--- Start ---
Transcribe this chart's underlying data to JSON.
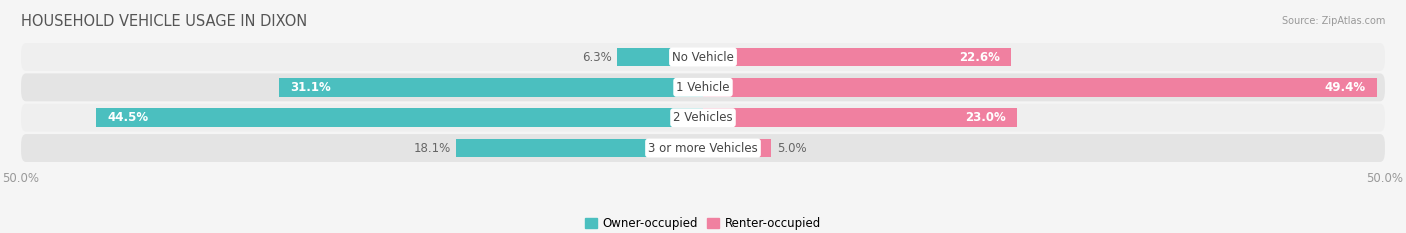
{
  "title": "HOUSEHOLD VEHICLE USAGE IN DIXON",
  "source": "Source: ZipAtlas.com",
  "categories": [
    "No Vehicle",
    "1 Vehicle",
    "2 Vehicles",
    "3 or more Vehicles"
  ],
  "owner_values": [
    6.3,
    31.1,
    44.5,
    18.1
  ],
  "renter_values": [
    22.6,
    49.4,
    23.0,
    5.0
  ],
  "owner_color": "#4BBFBF",
  "renter_color": "#F080A0",
  "axis_max": 50.0,
  "bar_height": 0.62,
  "row_bg_even": "#efefef",
  "row_bg_odd": "#e4e4e4",
  "fig_bg": "#f5f5f5",
  "title_fontsize": 10.5,
  "tick_fontsize": 8.5,
  "label_fontsize": 8.5,
  "category_fontsize": 8.5
}
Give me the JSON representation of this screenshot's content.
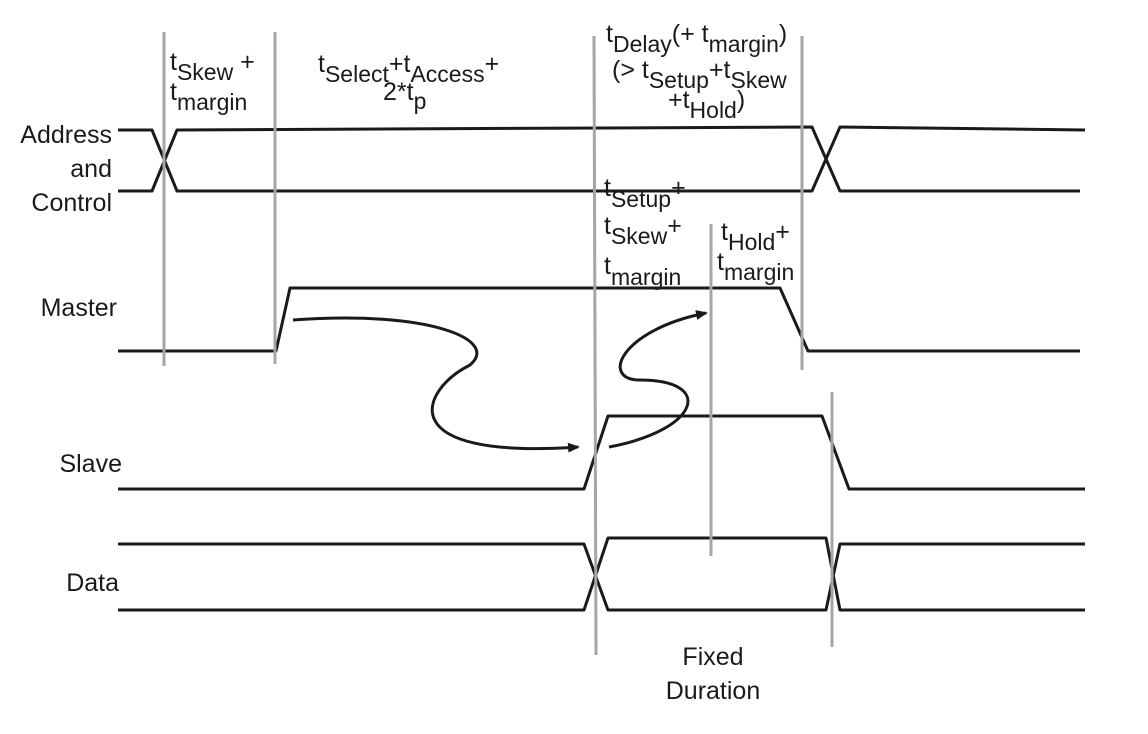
{
  "signals": {
    "address_line1": "Address",
    "address_line2": "and",
    "address_line3": "Control",
    "master": "Master",
    "slave": "Slave",
    "data": "Data"
  },
  "annotations": {
    "skew": {
      "t1": "t",
      "s1": "Skew",
      "p1": " +",
      "t2": "t",
      "s2": "margin"
    },
    "select_access": {
      "t1": "t",
      "s1": "Select",
      "p1": "+t",
      "s2": "Access",
      "p2": "+",
      "line2a": "2*t",
      "s3": "p"
    },
    "delay": {
      "t1": "t",
      "s1": "Delay",
      "p1": "(+ t",
      "s1b": "margin",
      "p1b": ")",
      "l2a": "(> t",
      "s2a": "Setup",
      "l2b": "+t",
      "s2b": "Skew",
      "l3a": "+t",
      "s3a": "Hold",
      "l3b": ")"
    },
    "setup": {
      "t1": "t",
      "s1": "Setup",
      "p1": "+",
      "t2": "t",
      "s2": "Skew",
      "p2": "+",
      "t3": "t",
      "s3": "margin"
    },
    "hold": {
      "t1": "t",
      "s1": "Hold",
      "p1": "+",
      "t2": "t",
      "s2": "margin"
    },
    "fixed_line1": "Fixed",
    "fixed_line2": "Duration"
  },
  "colors": {
    "signal": "#1a1a1a",
    "marker": "#a6a6a6",
    "background": "#ffffff"
  }
}
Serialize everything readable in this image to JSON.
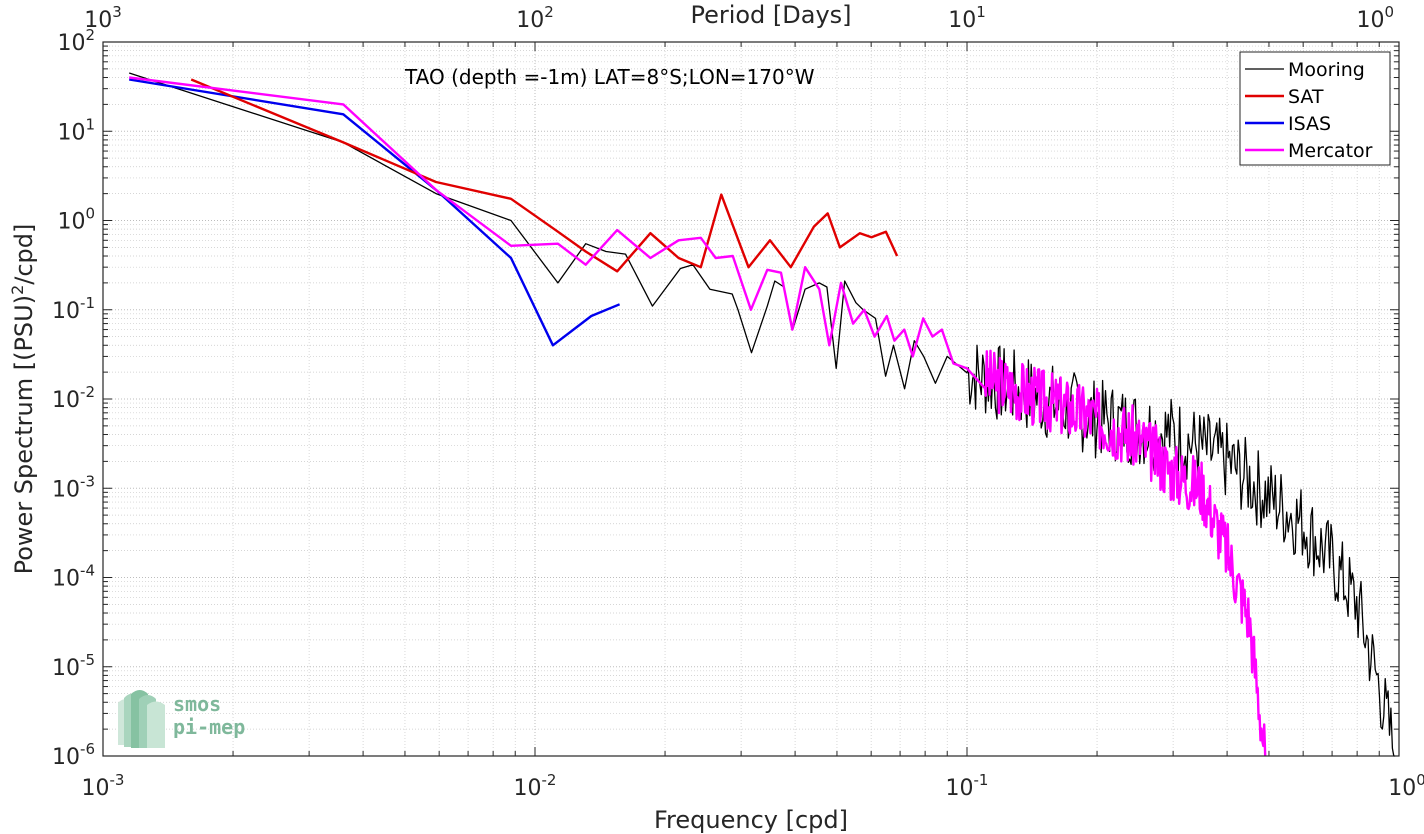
{
  "chart_data": {
    "type": "line",
    "title": "TAO (depth =-1m) LAT=8°S;LON=170°W",
    "xlabel": "Frequency [cpd]",
    "ylabel_parts": [
      "Power Spectrum [(PSU)",
      "2",
      "/cpd]"
    ],
    "top_xlabel": "Period [Days]",
    "xscale": "log",
    "yscale": "log",
    "xlim": [
      0.001,
      1
    ],
    "ylim": [
      1e-06,
      100
    ],
    "grid": true,
    "legend_position": "top-right",
    "x_ticks": [
      {
        "value": 0.001,
        "base": "10",
        "exp": "-3"
      },
      {
        "value": 0.01,
        "base": "10",
        "exp": "-2"
      },
      {
        "value": 0.1,
        "base": "10",
        "exp": "-1"
      },
      {
        "value": 1,
        "base": "10",
        "exp": "0"
      }
    ],
    "y_ticks": [
      {
        "value": 100,
        "base": "10",
        "exp": "2"
      },
      {
        "value": 10,
        "base": "10",
        "exp": "1"
      },
      {
        "value": 1,
        "base": "10",
        "exp": "0"
      },
      {
        "value": 0.1,
        "base": "10",
        "exp": "-1"
      },
      {
        "value": 0.01,
        "base": "10",
        "exp": "-2"
      },
      {
        "value": 0.001,
        "base": "10",
        "exp": "-3"
      },
      {
        "value": 0.0001,
        "base": "10",
        "exp": "-4"
      },
      {
        "value": 1e-05,
        "base": "10",
        "exp": "-5"
      },
      {
        "value": 1e-06,
        "base": "10",
        "exp": "-6"
      }
    ],
    "top_ticks": [
      {
        "period": 1000,
        "base": "10",
        "exp": "3"
      },
      {
        "period": 100,
        "base": "10",
        "exp": "2"
      },
      {
        "period": 10,
        "base": "10",
        "exp": "1"
      },
      {
        "period": 1,
        "base": "10",
        "exp": "0"
      }
    ],
    "series": [
      {
        "name": "Mooring",
        "color": "#000000",
        "width": 1.3,
        "tail": {
          "from": 0.1,
          "to": 0.98,
          "amp": 0.45,
          "seed": 7
        },
        "x": [
          0.00115,
          0.0036,
          0.0059,
          0.0088,
          0.0113,
          0.0131,
          0.0146,
          0.0162,
          0.0187,
          0.0217,
          0.0232,
          0.0254,
          0.0286,
          0.0295,
          0.0317,
          0.0345,
          0.0359,
          0.0377,
          0.0395,
          0.0422,
          0.0455,
          0.0474,
          0.0498,
          0.0521,
          0.0553,
          0.0575,
          0.0614,
          0.0648,
          0.0676,
          0.0717,
          0.0755,
          0.0794,
          0.0845,
          0.09,
          0.1,
          0.2,
          0.3,
          0.4,
          0.5,
          0.6,
          0.7,
          0.8,
          0.9,
          0.98
        ],
        "y": [
          45,
          7.5,
          2.0,
          1.0,
          0.2,
          0.55,
          0.45,
          0.42,
          0.11,
          0.29,
          0.32,
          0.17,
          0.15,
          0.1,
          0.033,
          0.11,
          0.21,
          0.18,
          0.06,
          0.17,
          0.2,
          0.18,
          0.022,
          0.21,
          0.12,
          0.1,
          0.08,
          0.018,
          0.04,
          0.013,
          0.045,
          0.03,
          0.015,
          0.03,
          0.02,
          0.006,
          0.004,
          0.002,
          0.0008,
          0.0004,
          0.00015,
          5e-05,
          6e-06,
          1e-06
        ]
      },
      {
        "name": "SAT",
        "color": "#e00000",
        "width": 2.4,
        "x": [
          0.0016,
          0.0036,
          0.0059,
          0.0088,
          0.0113,
          0.0131,
          0.0155,
          0.0185,
          0.0215,
          0.0242,
          0.027,
          0.0312,
          0.035,
          0.0391,
          0.0442,
          0.0476,
          0.0508,
          0.0565,
          0.0601,
          0.0649,
          0.0689
        ],
        "y": [
          38,
          7.5,
          2.7,
          1.75,
          0.75,
          0.45,
          0.27,
          0.72,
          0.38,
          0.3,
          1.95,
          0.3,
          0.6,
          0.3,
          0.85,
          1.2,
          0.5,
          0.72,
          0.65,
          0.75,
          0.4
        ]
      },
      {
        "name": "ISAS",
        "color": "#0000ee",
        "width": 2.4,
        "x": [
          0.00115,
          0.0036,
          0.0059,
          0.0088,
          0.011,
          0.0135,
          0.0157
        ],
        "y": [
          38,
          15.5,
          2.2,
          0.38,
          0.04,
          0.085,
          0.115
        ]
      },
      {
        "name": "Mercator",
        "color": "#ff00ff",
        "width": 2.4,
        "tail": {
          "from": 0.11,
          "to": 0.49,
          "amp": 0.35,
          "seed": 3
        },
        "x": [
          0.00115,
          0.0036,
          0.0059,
          0.0088,
          0.0113,
          0.0131,
          0.0155,
          0.0185,
          0.0215,
          0.0242,
          0.0262,
          0.0287,
          0.0316,
          0.0345,
          0.0371,
          0.0394,
          0.0422,
          0.0455,
          0.048,
          0.0511,
          0.0545,
          0.0578,
          0.0611,
          0.0652,
          0.0679,
          0.0716,
          0.0749,
          0.0792,
          0.0832,
          0.0875,
          0.093,
          0.1,
          0.15,
          0.2,
          0.25,
          0.3,
          0.35,
          0.4,
          0.45,
          0.49
        ],
        "y": [
          40,
          20,
          2.2,
          0.52,
          0.55,
          0.32,
          0.78,
          0.38,
          0.6,
          0.64,
          0.38,
          0.4,
          0.1,
          0.28,
          0.26,
          0.06,
          0.3,
          0.17,
          0.04,
          0.2,
          0.07,
          0.1,
          0.05,
          0.085,
          0.045,
          0.06,
          0.03,
          0.08,
          0.05,
          0.06,
          0.025,
          0.022,
          0.01,
          0.006,
          0.0035,
          0.0015,
          0.001,
          0.0002,
          3.5e-05,
          1e-06
        ]
      }
    ]
  },
  "logo": {
    "line1": "smos",
    "line2": "pi-mep"
  }
}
--- End ---
From the material above, gather all lines that include the string "margin" and copy them.

Problem solution:
      "s2": "margin"
      "s1b": "margin",
      "s3": "margin"
      "s2": "margin"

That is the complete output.